* [PROBLEM]:
Report every line in the listing below where the string "created" shows up.

===

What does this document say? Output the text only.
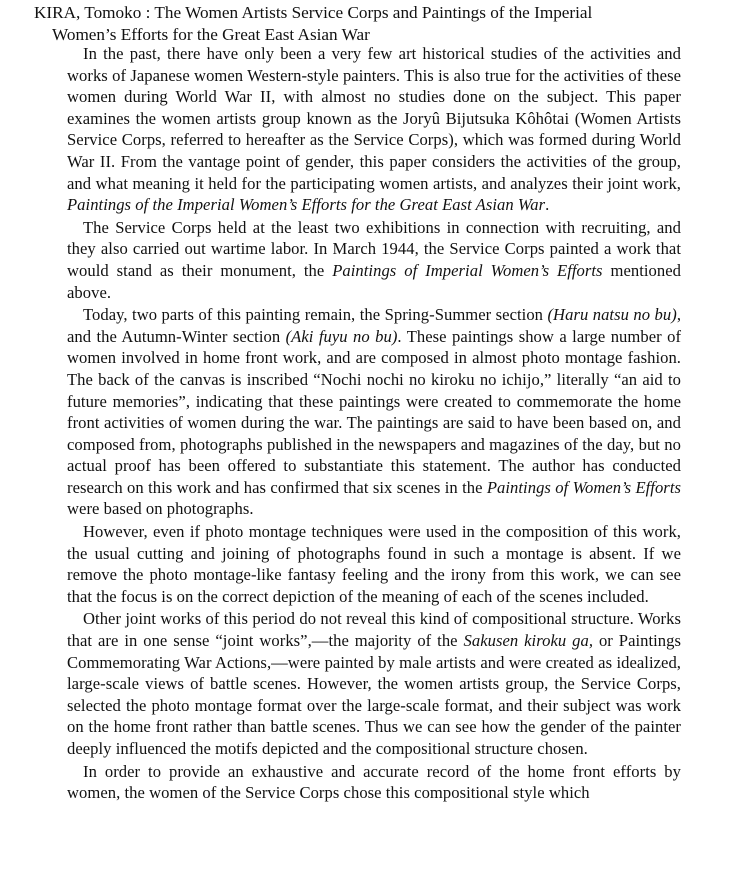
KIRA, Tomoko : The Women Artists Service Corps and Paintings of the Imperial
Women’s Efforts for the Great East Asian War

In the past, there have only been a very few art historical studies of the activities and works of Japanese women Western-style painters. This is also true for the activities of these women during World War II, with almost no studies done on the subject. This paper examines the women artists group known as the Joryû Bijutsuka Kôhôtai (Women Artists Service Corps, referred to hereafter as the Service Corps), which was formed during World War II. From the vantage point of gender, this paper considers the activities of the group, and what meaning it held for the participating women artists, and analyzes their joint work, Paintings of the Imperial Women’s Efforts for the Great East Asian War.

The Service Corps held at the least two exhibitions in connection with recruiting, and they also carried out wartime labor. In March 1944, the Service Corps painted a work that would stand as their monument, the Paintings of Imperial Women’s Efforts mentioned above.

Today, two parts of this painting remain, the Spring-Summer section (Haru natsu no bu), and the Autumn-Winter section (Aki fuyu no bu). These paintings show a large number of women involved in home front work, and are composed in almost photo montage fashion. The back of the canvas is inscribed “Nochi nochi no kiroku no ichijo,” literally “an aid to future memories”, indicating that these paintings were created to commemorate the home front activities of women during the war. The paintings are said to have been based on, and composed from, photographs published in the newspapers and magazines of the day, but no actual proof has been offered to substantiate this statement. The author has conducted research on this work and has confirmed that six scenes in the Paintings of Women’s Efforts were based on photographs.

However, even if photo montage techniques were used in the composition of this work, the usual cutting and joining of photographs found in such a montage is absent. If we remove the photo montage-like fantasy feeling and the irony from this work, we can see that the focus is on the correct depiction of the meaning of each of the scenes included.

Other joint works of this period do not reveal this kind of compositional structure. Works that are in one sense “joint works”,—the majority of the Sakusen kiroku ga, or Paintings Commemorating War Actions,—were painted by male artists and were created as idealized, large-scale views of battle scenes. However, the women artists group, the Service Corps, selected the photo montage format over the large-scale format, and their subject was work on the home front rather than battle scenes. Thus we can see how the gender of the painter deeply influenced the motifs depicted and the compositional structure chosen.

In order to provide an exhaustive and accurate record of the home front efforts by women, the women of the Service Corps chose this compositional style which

===

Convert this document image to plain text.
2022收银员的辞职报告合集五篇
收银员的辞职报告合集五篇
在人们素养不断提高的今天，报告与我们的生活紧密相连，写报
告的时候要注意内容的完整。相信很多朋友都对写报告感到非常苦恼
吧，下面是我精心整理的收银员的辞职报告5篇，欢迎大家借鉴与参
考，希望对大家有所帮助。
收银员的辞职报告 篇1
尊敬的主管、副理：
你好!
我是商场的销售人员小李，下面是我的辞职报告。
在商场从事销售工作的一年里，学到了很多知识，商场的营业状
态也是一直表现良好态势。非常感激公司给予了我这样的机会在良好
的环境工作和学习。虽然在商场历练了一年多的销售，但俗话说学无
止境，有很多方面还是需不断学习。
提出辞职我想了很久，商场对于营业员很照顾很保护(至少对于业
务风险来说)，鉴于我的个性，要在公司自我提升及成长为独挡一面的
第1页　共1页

===

* [RESULT FOR THIS EXERCISE]:
Today, two parts of this painting remain, the Spring-Summer section (Haru natsu no bu), and the Autumn-Winter section (Aki fuyu no bu). These paintings show a large number of women involved in home front work, and are composed in almost photo montage fashion. The back of the canvas is inscribed “Nochi nochi no kiroku no ichijo,” literally “an aid to future memories”, indicating that these paintings were created to commemorate the home front activities of women during the war. The paintings are said to have been based on, and composed from, photographs published in the newspapers and magazines of the day, but no actual proof has been offered to substantiate this statement. The author has conducted research on this work and has confirmed that six scenes in the Paintings of Women’s Efforts were based on photographs.
Other joint works of this period do not reveal this kind of compositional structure. Works that are in one sense “joint works”,—the majority of the Sakusen kiroku ga, or Paintings Commemorating War Actions,—were painted by male artists and were created as idealized, large-scale views of battle scenes. However, the women artists group, the Service Corps, selected the photo montage format over the large-scale format, and their subject was work on the home front rather than battle scenes. Thus we can see how the gender of the painter deeply influenced the motifs depicted and the compositional structure chosen.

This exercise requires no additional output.